Items from a dataset
⁂

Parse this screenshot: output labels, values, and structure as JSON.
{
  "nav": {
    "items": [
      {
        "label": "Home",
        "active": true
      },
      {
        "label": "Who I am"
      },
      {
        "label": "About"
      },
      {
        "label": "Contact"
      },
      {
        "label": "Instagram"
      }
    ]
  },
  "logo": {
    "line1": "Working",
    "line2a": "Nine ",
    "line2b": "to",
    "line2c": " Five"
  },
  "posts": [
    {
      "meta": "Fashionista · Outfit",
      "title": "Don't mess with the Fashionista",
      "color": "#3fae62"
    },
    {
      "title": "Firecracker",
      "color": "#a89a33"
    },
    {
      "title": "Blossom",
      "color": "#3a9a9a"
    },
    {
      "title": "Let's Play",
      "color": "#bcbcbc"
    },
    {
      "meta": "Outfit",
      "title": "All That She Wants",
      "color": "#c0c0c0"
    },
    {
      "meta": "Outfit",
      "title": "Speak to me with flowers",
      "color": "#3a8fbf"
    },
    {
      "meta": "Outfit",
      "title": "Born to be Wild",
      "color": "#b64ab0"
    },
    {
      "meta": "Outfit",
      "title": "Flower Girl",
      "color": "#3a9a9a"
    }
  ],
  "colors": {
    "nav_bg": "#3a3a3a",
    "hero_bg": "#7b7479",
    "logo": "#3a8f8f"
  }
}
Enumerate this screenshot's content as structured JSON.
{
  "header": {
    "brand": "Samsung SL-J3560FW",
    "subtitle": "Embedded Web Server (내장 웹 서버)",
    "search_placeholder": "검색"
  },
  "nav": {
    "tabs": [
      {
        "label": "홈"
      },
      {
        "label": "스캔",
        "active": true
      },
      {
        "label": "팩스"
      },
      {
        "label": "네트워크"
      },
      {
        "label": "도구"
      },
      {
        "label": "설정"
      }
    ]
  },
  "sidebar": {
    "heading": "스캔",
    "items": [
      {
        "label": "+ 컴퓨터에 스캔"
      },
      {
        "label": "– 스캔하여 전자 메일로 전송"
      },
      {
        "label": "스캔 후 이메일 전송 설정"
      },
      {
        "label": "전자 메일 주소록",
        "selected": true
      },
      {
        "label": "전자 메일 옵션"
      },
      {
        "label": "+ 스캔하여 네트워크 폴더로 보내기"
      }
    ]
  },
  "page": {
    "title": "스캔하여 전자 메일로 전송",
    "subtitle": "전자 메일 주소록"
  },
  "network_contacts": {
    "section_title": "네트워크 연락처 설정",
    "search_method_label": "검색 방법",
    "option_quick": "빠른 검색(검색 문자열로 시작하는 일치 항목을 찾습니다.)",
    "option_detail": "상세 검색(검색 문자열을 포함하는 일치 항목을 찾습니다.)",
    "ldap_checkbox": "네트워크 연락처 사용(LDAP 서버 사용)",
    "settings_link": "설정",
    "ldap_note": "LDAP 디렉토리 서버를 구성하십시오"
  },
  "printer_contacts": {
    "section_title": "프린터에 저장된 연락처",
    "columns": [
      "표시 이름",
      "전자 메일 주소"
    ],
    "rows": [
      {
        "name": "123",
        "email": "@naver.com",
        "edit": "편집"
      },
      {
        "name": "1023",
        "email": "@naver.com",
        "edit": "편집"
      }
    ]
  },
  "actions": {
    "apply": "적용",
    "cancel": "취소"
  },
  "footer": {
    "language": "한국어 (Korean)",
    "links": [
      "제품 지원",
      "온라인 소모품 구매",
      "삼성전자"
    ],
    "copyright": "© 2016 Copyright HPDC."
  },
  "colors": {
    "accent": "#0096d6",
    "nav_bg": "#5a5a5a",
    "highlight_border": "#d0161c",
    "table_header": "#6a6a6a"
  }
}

⁂

Pick each line holding the word "subtitle" out of the listing.

    "subtitle": "Embedded Web Server (내장 웹 서버)",
    "subtitle": "전자 메일 주소록"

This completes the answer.